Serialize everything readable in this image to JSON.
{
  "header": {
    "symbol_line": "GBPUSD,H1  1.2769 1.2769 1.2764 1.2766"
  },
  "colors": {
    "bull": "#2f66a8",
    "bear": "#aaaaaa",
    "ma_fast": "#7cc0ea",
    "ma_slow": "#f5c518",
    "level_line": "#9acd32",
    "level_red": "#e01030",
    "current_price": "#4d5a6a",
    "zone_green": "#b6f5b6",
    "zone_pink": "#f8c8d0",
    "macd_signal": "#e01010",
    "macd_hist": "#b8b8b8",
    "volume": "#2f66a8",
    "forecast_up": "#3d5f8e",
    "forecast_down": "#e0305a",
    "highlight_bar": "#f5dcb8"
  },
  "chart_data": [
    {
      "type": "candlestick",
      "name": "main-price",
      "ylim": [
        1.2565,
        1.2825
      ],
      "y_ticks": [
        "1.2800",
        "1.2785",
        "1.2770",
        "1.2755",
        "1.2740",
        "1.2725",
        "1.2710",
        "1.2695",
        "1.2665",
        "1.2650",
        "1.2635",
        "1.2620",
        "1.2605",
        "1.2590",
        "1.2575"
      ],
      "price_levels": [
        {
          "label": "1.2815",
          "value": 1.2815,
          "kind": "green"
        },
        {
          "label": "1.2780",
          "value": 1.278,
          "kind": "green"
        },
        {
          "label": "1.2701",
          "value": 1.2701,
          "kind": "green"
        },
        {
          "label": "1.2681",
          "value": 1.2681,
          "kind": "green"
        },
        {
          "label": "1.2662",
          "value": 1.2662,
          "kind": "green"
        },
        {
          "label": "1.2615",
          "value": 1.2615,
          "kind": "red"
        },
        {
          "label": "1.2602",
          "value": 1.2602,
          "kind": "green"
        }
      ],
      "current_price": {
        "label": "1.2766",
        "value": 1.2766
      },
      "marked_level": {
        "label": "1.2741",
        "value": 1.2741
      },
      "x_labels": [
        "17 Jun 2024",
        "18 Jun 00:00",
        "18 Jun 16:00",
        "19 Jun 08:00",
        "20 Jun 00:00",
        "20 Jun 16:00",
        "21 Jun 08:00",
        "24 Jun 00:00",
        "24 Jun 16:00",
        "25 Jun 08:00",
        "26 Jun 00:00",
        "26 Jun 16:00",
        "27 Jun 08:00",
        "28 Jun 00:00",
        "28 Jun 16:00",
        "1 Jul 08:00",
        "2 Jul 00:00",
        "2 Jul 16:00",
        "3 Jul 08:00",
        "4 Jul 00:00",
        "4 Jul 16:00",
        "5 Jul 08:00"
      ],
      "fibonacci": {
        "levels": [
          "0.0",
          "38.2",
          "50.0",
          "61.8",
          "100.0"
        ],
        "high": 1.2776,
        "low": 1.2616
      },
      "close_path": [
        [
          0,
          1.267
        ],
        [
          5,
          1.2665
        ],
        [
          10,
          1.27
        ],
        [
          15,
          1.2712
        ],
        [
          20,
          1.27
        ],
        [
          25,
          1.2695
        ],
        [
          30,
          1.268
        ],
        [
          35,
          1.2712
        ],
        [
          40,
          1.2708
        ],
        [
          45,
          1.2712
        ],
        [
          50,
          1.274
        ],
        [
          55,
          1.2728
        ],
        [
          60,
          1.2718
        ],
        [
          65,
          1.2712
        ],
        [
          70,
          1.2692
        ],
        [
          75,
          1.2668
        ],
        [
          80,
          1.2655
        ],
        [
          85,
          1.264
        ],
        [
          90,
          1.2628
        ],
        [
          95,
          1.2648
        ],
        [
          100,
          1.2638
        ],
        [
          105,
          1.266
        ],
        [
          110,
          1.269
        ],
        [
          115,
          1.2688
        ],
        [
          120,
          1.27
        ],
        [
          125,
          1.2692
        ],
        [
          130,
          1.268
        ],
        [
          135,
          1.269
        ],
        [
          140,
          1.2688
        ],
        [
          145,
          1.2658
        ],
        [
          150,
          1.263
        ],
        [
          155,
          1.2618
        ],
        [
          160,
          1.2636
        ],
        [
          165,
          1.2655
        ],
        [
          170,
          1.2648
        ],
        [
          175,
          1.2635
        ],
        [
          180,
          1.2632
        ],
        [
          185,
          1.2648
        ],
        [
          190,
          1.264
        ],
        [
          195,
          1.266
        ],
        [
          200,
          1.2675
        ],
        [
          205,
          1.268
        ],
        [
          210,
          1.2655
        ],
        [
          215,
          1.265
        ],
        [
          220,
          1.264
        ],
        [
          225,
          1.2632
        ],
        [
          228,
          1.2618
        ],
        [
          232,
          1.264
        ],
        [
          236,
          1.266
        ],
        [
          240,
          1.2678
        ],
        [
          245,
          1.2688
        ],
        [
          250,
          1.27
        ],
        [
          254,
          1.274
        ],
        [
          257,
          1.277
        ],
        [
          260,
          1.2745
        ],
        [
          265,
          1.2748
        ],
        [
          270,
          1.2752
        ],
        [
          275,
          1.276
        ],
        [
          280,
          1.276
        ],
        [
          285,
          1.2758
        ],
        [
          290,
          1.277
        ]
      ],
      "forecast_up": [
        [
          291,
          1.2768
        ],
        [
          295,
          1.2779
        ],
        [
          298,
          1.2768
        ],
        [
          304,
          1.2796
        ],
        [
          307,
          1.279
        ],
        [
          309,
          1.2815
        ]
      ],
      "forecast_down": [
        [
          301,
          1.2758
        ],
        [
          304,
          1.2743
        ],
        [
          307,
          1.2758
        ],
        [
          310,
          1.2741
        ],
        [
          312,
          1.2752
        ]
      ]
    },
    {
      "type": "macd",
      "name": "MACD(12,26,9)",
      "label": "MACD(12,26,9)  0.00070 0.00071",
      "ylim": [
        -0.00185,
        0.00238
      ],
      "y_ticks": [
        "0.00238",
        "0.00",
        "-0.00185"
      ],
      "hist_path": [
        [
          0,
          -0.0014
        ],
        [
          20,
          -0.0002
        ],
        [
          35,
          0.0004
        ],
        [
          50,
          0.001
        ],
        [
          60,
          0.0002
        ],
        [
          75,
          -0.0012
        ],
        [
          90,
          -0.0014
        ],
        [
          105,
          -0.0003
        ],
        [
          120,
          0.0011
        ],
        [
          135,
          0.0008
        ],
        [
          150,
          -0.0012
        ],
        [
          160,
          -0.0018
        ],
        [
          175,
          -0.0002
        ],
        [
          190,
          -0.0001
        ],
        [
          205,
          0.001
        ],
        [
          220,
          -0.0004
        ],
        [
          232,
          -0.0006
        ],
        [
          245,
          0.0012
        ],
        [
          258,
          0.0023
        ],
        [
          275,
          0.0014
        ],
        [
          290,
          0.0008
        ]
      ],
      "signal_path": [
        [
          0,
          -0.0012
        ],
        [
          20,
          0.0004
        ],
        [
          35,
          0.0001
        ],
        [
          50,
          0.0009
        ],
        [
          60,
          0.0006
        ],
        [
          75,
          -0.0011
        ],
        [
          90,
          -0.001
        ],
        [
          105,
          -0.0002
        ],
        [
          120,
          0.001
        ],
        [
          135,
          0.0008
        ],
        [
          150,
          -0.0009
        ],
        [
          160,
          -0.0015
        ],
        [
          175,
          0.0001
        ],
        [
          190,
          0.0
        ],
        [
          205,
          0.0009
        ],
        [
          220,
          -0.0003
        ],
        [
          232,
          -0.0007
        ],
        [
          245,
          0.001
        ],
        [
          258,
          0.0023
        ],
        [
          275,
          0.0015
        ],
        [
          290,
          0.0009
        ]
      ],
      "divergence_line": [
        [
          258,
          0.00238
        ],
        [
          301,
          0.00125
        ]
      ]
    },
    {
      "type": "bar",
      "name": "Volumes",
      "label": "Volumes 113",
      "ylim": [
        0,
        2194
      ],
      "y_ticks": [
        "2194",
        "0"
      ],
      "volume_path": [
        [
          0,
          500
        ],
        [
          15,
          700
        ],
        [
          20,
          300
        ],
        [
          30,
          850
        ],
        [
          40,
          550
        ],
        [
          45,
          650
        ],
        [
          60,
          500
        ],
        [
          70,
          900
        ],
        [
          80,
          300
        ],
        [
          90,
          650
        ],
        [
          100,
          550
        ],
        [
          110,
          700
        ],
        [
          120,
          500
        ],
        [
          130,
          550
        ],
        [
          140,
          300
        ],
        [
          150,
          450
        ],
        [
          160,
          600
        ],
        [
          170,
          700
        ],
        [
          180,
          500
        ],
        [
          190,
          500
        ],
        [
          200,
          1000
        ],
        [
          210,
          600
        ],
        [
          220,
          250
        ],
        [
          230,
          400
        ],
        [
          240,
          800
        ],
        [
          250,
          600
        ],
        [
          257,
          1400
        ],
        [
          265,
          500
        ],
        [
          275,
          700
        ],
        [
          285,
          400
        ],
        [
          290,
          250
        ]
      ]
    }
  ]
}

• • •

TASK INSTRUCTIONS:
Search the records above for the string "value". Copy every line that contains it.

SOLUTION FOR THIS EXERCISE:
          "value": 1.2815,
          "value": 1.278,
          "value": 1.2701,
          "value": 1.2681,
          "value": 1.2662,
          "value": 1.2615,
          "value": 1.2602,
        "value": 1.2766
        "value": 1.2741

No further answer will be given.